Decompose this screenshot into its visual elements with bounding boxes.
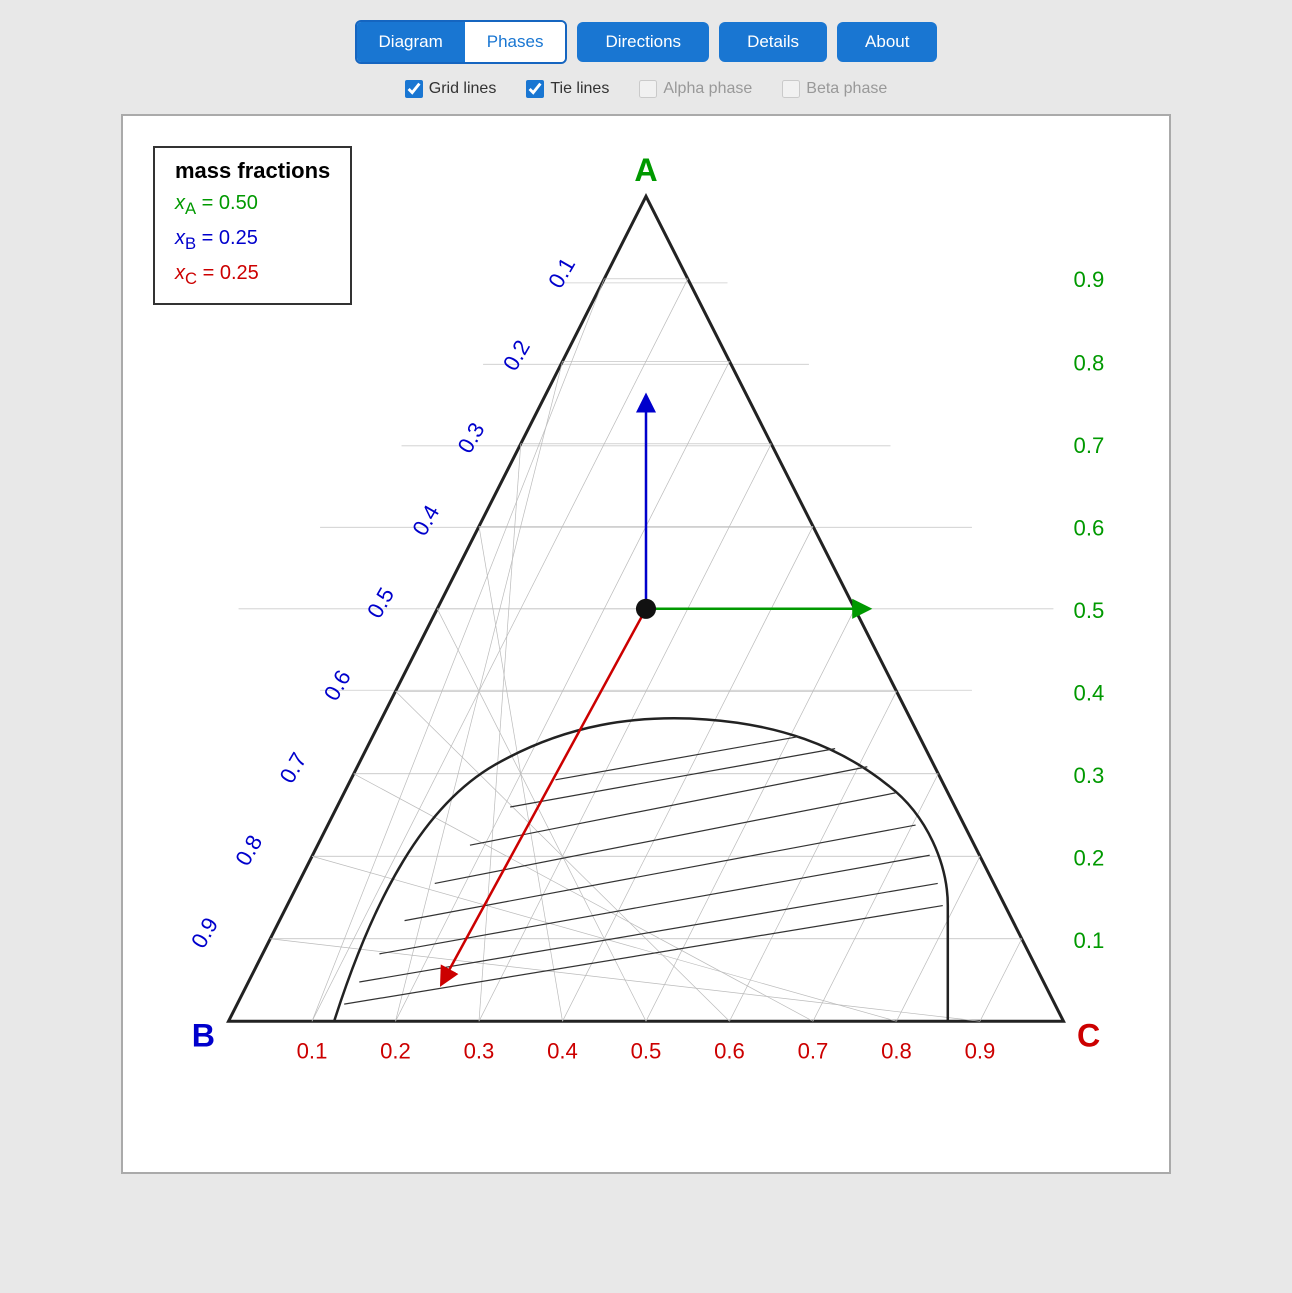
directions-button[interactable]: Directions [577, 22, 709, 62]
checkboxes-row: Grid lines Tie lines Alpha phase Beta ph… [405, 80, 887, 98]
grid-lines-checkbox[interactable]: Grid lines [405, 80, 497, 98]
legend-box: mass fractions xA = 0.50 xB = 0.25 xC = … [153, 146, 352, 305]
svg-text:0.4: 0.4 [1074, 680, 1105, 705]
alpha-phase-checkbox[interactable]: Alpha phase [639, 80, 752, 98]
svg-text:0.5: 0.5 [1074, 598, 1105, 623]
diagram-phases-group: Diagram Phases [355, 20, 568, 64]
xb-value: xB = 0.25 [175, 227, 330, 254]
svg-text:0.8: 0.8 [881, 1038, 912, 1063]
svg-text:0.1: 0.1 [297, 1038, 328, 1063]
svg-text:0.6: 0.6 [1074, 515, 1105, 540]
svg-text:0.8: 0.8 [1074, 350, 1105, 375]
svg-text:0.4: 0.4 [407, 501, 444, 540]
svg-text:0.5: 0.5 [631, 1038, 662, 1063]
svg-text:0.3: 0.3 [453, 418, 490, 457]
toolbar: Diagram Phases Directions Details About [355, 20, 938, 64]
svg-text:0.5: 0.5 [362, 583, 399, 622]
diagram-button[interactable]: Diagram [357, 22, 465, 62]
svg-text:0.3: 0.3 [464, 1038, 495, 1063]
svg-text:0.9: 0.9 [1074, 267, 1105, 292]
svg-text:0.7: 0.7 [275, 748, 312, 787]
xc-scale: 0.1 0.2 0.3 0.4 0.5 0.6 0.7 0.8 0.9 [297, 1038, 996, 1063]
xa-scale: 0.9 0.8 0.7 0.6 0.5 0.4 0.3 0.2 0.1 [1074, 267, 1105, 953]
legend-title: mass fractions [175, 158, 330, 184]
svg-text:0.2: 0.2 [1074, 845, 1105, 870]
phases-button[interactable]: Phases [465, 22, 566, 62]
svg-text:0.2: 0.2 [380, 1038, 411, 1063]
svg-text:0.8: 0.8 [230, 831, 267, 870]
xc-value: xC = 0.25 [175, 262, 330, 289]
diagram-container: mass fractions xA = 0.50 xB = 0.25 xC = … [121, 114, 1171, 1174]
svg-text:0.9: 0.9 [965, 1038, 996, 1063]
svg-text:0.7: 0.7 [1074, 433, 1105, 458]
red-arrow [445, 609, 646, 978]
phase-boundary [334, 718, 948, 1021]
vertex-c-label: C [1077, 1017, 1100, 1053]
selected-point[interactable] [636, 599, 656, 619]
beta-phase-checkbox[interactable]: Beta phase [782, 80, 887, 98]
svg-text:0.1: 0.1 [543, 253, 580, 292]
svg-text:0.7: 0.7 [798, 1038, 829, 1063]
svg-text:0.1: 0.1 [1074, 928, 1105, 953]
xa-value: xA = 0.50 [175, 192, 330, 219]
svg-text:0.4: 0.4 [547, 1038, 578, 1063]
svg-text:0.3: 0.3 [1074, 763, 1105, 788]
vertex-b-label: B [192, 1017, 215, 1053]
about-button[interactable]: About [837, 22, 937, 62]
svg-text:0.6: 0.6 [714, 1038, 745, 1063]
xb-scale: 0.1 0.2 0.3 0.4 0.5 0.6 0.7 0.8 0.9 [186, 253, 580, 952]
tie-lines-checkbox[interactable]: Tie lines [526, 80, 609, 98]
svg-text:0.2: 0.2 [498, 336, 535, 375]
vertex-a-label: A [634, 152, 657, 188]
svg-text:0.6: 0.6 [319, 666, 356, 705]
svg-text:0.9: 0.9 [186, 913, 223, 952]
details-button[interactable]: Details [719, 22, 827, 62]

++++++++

# DIRECTION:
Rewrite the rows from the one containing "directions-button[interactable]: Directions [577, 22, 709, 62]" through the one containing "svg-text:0.7: 0.7 [275, 748, 312, 787]", changing "mass fractions" to "weight fractions" and leaving everything else as it is.

# EXERCISE OUTPUT:
directions-button[interactable]: Directions [577, 22, 709, 62]
checkboxes-row: Grid lines Tie lines Alpha phase Beta ph… [405, 80, 887, 98]
grid-lines-checkbox[interactable]: Grid lines [405, 80, 497, 98]
legend-box: weight fractions xA = 0.50 xB = 0.25 xC = … [153, 146, 352, 305]
svg-text:0.4: 0.4 [1074, 680, 1105, 705]
alpha-phase-checkbox[interactable]: Alpha phase [639, 80, 752, 98]
svg-text:0.5: 0.5 [1074, 598, 1105, 623]
diagram-phases-group: Diagram Phases [355, 20, 568, 64]
xb-value: xB = 0.25 [175, 227, 330, 254]
svg-text:0.8: 0.8 [881, 1038, 912, 1063]
svg-text:0.1: 0.1 [297, 1038, 328, 1063]
svg-text:0.6: 0.6 [1074, 515, 1105, 540]
svg-text:0.8: 0.8 [1074, 350, 1105, 375]
svg-text:0.4: 0.4 [407, 501, 444, 540]
svg-text:0.5: 0.5 [631, 1038, 662, 1063]
svg-text:0.3: 0.3 [453, 418, 490, 457]
toolbar: Diagram Phases Directions Details About [355, 20, 938, 64]
svg-text:0.5: 0.5 [362, 583, 399, 622]
diagram-button[interactable]: Diagram [357, 22, 465, 62]
svg-text:0.3: 0.3 [464, 1038, 495, 1063]
svg-text:0.9: 0.9 [1074, 267, 1105, 292]
svg-text:0.7: 0.7 [275, 748, 312, 787]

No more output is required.